### WHAT IS EXPECTED
From the records, pick out and copy each line containing "this".
-- start of ITEMS --
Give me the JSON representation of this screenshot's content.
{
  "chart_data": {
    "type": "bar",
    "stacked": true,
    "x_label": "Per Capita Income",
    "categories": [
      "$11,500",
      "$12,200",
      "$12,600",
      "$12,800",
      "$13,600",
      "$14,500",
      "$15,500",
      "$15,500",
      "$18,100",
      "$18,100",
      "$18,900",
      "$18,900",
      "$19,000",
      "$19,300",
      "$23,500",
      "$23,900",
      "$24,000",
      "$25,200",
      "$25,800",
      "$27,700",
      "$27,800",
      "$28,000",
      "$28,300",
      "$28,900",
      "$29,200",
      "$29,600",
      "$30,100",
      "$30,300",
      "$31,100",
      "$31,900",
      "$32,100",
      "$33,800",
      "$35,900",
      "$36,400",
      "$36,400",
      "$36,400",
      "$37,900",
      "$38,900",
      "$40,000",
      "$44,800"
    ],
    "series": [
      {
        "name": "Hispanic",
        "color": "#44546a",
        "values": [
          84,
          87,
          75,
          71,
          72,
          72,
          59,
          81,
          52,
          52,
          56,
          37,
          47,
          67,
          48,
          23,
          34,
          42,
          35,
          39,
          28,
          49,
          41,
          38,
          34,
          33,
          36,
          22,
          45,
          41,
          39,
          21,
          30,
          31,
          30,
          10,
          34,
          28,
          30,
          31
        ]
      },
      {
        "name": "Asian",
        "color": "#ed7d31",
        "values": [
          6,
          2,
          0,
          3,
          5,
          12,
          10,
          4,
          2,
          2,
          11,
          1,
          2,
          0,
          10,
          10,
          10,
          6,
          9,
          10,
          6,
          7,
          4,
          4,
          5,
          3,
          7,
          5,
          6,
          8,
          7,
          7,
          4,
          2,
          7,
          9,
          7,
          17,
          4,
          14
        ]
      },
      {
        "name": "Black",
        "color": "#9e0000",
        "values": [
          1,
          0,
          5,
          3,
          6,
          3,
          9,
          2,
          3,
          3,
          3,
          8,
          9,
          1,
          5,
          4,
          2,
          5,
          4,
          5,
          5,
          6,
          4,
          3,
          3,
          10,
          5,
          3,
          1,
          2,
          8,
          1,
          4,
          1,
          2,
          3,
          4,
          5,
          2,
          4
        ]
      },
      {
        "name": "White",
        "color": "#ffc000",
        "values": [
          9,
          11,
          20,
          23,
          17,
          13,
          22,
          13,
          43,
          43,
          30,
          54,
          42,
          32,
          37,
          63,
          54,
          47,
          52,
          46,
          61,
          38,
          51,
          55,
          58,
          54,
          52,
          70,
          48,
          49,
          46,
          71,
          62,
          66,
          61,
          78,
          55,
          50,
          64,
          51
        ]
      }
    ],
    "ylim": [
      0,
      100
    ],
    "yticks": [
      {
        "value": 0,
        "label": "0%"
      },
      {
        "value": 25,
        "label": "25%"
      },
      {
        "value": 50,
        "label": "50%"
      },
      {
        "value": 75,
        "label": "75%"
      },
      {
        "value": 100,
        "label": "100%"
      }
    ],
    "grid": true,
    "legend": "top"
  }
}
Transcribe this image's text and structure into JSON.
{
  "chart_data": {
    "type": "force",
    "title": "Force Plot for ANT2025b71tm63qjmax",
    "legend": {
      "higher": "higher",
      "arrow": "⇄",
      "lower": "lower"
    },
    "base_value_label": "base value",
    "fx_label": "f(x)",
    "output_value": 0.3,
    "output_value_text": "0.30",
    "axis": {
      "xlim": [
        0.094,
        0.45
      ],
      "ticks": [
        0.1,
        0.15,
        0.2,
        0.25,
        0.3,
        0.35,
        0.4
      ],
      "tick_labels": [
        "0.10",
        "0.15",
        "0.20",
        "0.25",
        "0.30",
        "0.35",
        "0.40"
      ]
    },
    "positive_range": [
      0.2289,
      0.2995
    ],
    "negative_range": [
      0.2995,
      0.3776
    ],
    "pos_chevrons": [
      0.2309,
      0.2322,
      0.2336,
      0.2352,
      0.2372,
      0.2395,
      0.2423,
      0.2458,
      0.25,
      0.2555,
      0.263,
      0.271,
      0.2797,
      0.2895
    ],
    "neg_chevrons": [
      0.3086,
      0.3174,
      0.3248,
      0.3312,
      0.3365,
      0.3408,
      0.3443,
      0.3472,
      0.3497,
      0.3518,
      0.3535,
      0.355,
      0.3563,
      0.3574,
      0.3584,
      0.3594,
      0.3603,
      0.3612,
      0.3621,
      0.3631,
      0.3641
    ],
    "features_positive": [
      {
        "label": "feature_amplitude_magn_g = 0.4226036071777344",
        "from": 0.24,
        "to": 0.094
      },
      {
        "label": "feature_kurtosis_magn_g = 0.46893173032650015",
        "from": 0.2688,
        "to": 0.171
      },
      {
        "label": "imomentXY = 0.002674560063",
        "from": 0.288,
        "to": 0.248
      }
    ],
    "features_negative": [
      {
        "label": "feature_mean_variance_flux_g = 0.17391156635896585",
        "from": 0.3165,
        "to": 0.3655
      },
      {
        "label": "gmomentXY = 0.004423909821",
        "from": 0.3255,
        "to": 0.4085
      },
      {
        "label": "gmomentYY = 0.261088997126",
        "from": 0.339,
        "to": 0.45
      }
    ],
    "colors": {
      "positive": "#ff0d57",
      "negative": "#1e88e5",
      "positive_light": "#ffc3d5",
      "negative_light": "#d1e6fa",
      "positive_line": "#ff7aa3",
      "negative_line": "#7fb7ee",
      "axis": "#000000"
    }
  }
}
-- end of ITEMS --
### RESULT OF THE TASK
Give me the JSON representation of this screenshot's content.
Transcribe this image's text and structure into JSON.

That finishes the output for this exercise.